SET TASK » Each record below must be returned exactly as shown.

Stored entries »

#####

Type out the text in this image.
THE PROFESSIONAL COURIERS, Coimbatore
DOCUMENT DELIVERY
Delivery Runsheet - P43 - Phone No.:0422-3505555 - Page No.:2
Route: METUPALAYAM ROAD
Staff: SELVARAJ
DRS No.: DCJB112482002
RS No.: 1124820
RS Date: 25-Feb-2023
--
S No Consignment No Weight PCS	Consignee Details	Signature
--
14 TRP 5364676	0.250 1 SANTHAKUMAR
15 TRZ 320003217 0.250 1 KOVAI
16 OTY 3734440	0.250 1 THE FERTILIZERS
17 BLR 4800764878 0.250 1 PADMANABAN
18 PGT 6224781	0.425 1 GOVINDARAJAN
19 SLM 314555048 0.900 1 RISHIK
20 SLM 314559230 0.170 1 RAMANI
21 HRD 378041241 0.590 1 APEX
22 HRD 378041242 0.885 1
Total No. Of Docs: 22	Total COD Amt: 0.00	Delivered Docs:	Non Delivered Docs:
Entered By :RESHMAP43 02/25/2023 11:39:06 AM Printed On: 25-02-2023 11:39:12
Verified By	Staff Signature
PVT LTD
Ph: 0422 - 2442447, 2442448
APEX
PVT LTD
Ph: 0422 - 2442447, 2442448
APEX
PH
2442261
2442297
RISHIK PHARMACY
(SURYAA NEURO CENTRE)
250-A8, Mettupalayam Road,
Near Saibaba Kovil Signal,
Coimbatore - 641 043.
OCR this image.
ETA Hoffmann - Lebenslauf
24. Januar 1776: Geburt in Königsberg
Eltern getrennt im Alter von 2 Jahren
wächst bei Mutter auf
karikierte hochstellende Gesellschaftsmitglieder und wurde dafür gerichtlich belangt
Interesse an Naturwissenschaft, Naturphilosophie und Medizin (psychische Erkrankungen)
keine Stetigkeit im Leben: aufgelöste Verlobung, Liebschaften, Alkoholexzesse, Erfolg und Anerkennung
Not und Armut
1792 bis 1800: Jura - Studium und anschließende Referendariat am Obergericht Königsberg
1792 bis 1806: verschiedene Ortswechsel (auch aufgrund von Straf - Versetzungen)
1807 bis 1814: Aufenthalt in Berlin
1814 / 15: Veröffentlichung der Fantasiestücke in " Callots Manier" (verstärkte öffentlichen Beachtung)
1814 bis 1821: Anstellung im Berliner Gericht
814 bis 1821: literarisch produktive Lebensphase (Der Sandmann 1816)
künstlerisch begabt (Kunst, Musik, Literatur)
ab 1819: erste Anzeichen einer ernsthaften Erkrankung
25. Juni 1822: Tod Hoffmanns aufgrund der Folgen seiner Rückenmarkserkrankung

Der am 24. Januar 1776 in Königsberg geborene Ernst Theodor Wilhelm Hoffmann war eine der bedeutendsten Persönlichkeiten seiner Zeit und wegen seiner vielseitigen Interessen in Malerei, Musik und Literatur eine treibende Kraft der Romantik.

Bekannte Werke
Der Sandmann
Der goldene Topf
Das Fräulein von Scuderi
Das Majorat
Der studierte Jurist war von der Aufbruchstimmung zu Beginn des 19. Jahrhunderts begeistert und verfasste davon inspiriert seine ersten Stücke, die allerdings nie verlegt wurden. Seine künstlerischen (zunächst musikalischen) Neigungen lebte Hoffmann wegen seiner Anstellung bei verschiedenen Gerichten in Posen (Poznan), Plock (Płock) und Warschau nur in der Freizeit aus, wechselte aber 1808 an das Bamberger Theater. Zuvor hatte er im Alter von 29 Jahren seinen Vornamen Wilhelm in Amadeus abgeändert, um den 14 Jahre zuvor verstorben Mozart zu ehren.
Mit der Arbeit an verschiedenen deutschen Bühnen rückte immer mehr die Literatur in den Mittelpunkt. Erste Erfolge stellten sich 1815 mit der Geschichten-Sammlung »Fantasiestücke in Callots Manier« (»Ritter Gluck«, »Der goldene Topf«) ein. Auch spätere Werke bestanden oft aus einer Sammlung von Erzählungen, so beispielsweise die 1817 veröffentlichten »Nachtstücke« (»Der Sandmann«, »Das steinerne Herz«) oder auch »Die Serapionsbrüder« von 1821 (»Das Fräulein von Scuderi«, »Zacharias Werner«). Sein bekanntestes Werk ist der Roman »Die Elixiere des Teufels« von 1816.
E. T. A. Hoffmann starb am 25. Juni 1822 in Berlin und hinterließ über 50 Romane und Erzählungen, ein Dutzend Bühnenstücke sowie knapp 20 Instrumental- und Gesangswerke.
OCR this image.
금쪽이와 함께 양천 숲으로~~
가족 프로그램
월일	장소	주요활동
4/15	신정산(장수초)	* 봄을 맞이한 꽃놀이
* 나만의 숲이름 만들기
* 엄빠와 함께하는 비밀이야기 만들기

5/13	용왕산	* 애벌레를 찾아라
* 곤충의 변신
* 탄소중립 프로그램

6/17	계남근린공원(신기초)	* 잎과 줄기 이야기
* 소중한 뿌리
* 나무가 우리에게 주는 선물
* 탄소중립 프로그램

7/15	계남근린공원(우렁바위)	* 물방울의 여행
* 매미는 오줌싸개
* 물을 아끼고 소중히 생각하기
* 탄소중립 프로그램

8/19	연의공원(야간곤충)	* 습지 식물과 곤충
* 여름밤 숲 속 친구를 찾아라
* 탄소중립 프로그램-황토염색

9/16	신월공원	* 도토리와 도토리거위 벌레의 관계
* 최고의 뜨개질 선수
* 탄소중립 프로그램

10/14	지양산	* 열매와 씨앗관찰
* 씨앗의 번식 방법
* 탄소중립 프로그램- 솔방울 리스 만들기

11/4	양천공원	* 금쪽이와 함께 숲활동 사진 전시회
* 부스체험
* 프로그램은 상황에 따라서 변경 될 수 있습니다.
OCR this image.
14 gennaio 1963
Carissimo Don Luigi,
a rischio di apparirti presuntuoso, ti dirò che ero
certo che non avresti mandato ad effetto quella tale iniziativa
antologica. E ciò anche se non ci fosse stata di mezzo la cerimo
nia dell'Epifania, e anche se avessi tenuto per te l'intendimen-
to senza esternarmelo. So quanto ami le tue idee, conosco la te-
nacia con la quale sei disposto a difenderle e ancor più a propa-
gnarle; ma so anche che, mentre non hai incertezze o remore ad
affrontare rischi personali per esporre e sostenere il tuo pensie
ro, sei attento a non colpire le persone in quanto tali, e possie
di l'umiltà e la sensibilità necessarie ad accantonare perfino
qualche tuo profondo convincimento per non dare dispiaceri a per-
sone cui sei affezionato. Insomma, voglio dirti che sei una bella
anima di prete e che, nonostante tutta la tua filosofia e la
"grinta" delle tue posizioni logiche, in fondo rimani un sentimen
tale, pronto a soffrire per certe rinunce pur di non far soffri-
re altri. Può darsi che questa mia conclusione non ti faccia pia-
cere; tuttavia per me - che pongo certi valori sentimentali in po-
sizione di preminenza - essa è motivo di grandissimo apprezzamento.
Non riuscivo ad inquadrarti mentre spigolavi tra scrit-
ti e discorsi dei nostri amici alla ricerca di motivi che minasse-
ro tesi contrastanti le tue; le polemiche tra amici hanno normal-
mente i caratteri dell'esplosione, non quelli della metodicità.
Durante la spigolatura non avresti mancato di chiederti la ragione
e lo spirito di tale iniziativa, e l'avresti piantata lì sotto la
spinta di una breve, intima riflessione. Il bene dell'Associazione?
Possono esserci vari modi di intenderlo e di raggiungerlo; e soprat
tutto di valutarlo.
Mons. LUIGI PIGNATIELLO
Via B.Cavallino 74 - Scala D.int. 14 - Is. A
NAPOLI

#####

RESULT »
Type out the text in this image.
THE PROFESSIONAL COURIERS, Coimbatore
DOCUMENT DELIVERY
Delivery Runsheet - P43 - Phone No.:0422-3505555 - Page No.:2
Route: METUPALAYAM ROAD
Staff: SELVARAJ
DRS No.: DCJB112482002
RS No.: 1124820
RS Date: 25-Feb-2023
--
S No Consignment No Weight PCS	Consignee Details	Signature
--
14 TRP 5364676	0.250 1 SANTHAKUMAR
15 TRZ 320003217 0.250 1 KOVAI
16 OTY 3734440	0.250 1 THE FERTILIZERS
17 BLR 4800764878 0.250 1 PADMANABAN
18 PGT 6224781	0.425 1 GOVINDARAJAN
19 SLM 314555048 0.900 1 RISHIK
20 SLM 314559230 0.170 1 RAMANI
21 HRD 378041241 0.590 1 APEX
22 HRD 378041242 0.885 1
Total No. Of Docs: 22	Total COD Amt: 0.00	Delivered Docs:	Non Delivered Docs:
Entered By :RESHMAP43 02/25/2023 11:39:06 AM Printed On: 25-02-2023 11:39:12
Verified By	Staff Signature
PVT LTD
Ph: 0422 - 2442447, 2442448
APEX
PVT LTD
Ph: 0422 - 2442447, 2442448
APEX
PH
2442261
2442297
RISHIK PHARMACY
(SURYAA NEURO CENTRE)
250-A8, Mettupalayam Road,
Near Saibaba Kovil Signal,
Coimbatore - 641 043.
OCR this image.
ETA Hoffmann - Lebenslauf
24. Januar 1776: Geburt in Königsberg
Eltern getrennt im Alter von 2 Jahren
wächst bei Mutter auf
karikierte hochstellende Gesellschaftsmitglieder und wurde dafür gerichtlich belangt
Interesse an Naturwissenschaft, Naturphilosophie und Medizin (psychische Erkrankungen)
keine Stetigkeit im Leben: aufgelöste Verlobung, Liebschaften, Alkoholexzesse, Erfolg und Anerkennung
Not und Armut
1792 bis 1800: Jura - Studium und anschließende Referendariat am Obergericht Königsberg
1792 bis 1806: verschiedene Ortswechsel (auch aufgrund von Straf - Versetzungen)
1807 bis 1814: Aufenthalt in Berlin
1814 / 15: Veröffentlichung der Fantasiestücke in " Callots Manier" (verstärkte öffentlichen Beachtung)
1814 bis 1821: Anstellung im Berliner Gericht
814 bis 1821: literarisch produktive Lebensphase (Der Sandmann 1816)
künstlerisch begabt (Kunst, Musik, Literatur)
ab 1819: erste Anzeichen einer ernsthaften Erkrankung
25. Juni 1822: Tod Hoffmanns aufgrund der Folgen seiner Rückenmarkserkrankung

Der am 24. Januar 1776 in Königsberg geborene Ernst Theodor Wilhelm Hoffmann war eine der bedeutendsten Persönlichkeiten seiner Zeit und wegen seiner vielseitigen Interessen in Malerei, Musik und Literatur eine treibende Kraft der Romantik.

Bekannte Werke
Der Sandmann
Der goldene Topf
Das Fräulein von Scuderi
Das Majorat
Der studierte Jurist war von der Aufbruchstimmung zu Beginn des 19. Jahrhunderts begeistert und verfasste davon inspiriert seine ersten Stücke, die allerdings nie verlegt wurden. Seine künstlerischen (zunächst musikalischen) Neigungen lebte Hoffmann wegen seiner Anstellung bei verschiedenen Gerichten in Posen (Poznan), Plock (Płock) und Warschau nur in der Freizeit aus, wechselte aber 1808 an das Bamberger Theater. Zuvor hatte er im Alter von 29 Jahren seinen Vornamen Wilhelm in Amadeus abgeändert, um den 14 Jahre zuvor verstorben Mozart zu ehren.
Mit der Arbeit an verschiedenen deutschen Bühnen rückte immer mehr die Literatur in den Mittelpunkt. Erste Erfolge stellten sich 1815 mit der Geschichten-Sammlung »Fantasiestücke in Callots Manier« (»Ritter Gluck«, »Der goldene Topf«) ein. Auch spätere Werke bestanden oft aus einer Sammlung von Erzählungen, so beispielsweise die 1817 veröffentlichten »Nachtstücke« (»Der Sandmann«, »Das steinerne Herz«) oder auch »Die Serapionsbrüder« von 1821 (»Das Fräulein von Scuderi«, »Zacharias Werner«). Sein bekanntestes Werk ist der Roman »Die Elixiere des Teufels« von 1816.
E. T. A. Hoffmann starb am 25. Juni 1822 in Berlin und hinterließ über 50 Romane und Erzählungen, ein Dutzend Bühnenstücke sowie knapp 20 Instrumental- und Gesangswerke.
OCR this image.
금쪽이와 함께 양천 숲으로~~
가족 프로그램
월일	장소	주요활동
4/15	신정산(장수초)	* 봄을 맞이한 꽃놀이
* 나만의 숲이름 만들기
* 엄빠와 함께하는 비밀이야기 만들기

5/13	용왕산	* 애벌레를 찾아라
* 곤충의 변신
* 탄소중립 프로그램

6/17	계남근린공원(신기초)	* 잎과 줄기 이야기
* 소중한 뿌리
* 나무가 우리에게 주는 선물
* 탄소중립 프로그램

7/15	계남근린공원(우렁바위)	* 물방울의 여행
* 매미는 오줌싸개
* 물을 아끼고 소중히 생각하기
* 탄소중립 프로그램

8/19	연의공원(야간곤충)	* 습지 식물과 곤충
* 여름밤 숲 속 친구를 찾아라
* 탄소중립 프로그램-황토염색

9/16	신월공원	* 도토리와 도토리거위 벌레의 관계
* 최고의 뜨개질 선수
* 탄소중립 프로그램

10/14	지양산	* 열매와 씨앗관찰
* 씨앗의 번식 방법
* 탄소중립 프로그램- 솔방울 리스 만들기

11/4	양천공원	* 금쪽이와 함께 숲활동 사진 전시회
* 부스체험
* 프로그램은 상황에 따라서 변경 될 수 있습니다.
OCR this image.
14 gennaio 1963
Carissimo Don Luigi,
a rischio di apparirti presuntuoso, ti dirò che ero
certo che non avresti mandato ad effetto quella tale iniziativa
antologica. E ciò anche se non ci fosse stata di mezzo la cerimo
nia dell'Epifania, e anche se avessi tenuto per te l'intendimen-
to senza esternarmelo. So quanto ami le tue idee, conosco la te-
nacia con la quale sei disposto a difenderle e ancor più a propa-
gnarle; ma so anche che, mentre non hai incertezze o remore ad
affrontare rischi personali per esporre e sostenere il tuo pensie
ro, sei attento a non colpire le persone in quanto tali, e possie
di l'umiltà e la sensibilità necessarie ad accantonare perfino
qualche tuo profondo convincimento per non dare dispiaceri a per-
sone cui sei affezionato. Insomma, voglio dirti che sei una bella
anima di prete e che, nonostante tutta la tua filosofia e la
"grinta" delle tue posizioni logiche, in fondo rimani un sentimen
tale, pronto a soffrire per certe rinunce pur di non far soffri-
re altri. Può darsi che questa mia conclusione non ti faccia pia-
cere; tuttavia per me - che pongo certi valori sentimentali in po-
sizione di preminenza - essa è motivo di grandissimo apprezzamento.
Non riuscivo ad inquadrarti mentre spigolavi tra scrit-
ti e discorsi dei nostri amici alla ricerca di motivi che minasse-
ro tesi contrastanti le tue; le polemiche tra amici hanno normal-
mente i caratteri dell'esplosione, non quelli della metodicità.
Durante la spigolatura non avresti mancato di chiederti la ragione
e lo spirito di tale iniziativa, e l'avresti piantata lì sotto la
spinta di una breve, intima riflessione. Il bene dell'Associazione?
Possono esserci vari modi di intenderlo e di raggiungerlo; e soprat
tutto di valutarlo.
Mons. LUIGI PIGNATIELLO
Via B.Cavallino 74 - Scala D.int. 14 - Is. A
NAPOLI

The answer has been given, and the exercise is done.